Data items
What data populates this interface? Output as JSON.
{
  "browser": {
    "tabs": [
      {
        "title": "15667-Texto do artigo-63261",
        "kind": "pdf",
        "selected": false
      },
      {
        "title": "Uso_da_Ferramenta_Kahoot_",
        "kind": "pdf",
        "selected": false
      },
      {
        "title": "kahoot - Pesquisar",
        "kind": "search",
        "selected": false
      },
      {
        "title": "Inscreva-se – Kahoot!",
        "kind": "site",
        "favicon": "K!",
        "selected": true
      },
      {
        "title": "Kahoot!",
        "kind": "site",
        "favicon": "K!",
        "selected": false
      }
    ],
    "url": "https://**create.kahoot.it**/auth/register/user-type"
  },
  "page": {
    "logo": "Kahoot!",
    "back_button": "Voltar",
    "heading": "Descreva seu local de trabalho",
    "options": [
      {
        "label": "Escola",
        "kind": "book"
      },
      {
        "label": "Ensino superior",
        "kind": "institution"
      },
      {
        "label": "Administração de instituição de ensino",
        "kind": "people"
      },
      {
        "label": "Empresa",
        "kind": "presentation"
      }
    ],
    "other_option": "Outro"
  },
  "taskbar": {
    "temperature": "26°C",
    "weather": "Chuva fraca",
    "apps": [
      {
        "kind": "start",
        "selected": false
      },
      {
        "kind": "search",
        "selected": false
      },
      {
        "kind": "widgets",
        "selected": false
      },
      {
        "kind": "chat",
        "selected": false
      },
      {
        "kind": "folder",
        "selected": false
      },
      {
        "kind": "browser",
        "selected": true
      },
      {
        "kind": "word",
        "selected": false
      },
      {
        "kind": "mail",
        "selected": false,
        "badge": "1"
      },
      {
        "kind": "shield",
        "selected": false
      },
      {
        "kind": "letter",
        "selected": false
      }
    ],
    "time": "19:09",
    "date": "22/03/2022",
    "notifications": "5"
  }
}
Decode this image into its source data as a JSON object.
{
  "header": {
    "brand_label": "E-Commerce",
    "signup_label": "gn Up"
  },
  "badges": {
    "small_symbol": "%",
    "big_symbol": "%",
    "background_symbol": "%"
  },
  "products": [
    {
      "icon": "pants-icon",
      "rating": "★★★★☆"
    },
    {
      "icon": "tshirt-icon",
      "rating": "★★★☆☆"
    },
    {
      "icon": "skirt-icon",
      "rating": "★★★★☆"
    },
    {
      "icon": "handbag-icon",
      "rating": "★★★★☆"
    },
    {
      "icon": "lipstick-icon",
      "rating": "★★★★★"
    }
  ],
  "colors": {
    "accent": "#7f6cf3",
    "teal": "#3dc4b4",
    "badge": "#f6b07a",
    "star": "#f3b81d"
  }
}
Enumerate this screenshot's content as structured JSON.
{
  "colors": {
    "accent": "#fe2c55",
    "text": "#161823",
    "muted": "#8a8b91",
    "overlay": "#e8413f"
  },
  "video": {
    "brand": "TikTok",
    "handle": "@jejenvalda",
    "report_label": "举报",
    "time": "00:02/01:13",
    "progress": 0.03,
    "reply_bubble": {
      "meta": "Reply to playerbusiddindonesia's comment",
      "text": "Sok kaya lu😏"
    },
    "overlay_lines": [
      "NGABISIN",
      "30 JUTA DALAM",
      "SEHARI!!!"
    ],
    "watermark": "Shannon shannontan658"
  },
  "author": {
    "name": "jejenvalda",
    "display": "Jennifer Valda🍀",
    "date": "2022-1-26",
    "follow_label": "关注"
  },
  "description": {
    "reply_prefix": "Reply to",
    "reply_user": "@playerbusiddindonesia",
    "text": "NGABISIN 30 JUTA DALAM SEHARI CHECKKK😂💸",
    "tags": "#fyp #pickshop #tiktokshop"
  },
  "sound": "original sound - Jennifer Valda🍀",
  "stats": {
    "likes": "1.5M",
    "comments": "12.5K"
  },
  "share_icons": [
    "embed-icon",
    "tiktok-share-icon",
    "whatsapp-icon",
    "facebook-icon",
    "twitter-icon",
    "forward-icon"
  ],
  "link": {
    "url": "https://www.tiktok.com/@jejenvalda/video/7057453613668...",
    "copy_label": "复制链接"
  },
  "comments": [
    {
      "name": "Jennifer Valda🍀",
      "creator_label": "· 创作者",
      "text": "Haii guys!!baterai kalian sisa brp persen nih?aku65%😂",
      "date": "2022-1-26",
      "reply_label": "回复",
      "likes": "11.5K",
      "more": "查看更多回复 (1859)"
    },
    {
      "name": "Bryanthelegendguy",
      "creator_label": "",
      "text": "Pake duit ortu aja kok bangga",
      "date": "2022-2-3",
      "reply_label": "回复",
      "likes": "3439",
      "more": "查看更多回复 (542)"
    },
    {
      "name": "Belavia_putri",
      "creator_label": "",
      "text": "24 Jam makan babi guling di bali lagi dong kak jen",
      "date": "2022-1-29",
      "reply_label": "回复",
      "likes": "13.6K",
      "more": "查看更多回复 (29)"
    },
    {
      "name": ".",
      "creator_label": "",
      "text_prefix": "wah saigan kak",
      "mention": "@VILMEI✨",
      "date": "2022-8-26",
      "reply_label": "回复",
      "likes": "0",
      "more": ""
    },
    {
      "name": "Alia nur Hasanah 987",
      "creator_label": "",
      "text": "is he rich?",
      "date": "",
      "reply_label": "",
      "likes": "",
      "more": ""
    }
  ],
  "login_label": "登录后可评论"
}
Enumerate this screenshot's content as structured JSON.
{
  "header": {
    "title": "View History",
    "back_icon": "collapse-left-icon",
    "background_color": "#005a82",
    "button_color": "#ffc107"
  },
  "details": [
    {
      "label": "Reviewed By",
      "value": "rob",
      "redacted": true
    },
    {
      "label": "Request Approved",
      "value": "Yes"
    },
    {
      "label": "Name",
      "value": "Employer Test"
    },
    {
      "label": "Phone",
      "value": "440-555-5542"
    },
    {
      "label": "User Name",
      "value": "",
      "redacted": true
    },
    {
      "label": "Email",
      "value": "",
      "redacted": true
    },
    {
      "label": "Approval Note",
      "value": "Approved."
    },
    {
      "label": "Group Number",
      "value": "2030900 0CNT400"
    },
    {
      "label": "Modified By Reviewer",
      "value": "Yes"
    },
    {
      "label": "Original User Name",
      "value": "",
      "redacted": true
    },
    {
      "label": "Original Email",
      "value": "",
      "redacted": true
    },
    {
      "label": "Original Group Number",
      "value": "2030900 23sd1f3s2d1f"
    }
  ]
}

_Work to do_.
Tally the lines of the listing in which the word "JUTA" occurs, and state the total alone.

_Result of the exercise_.
2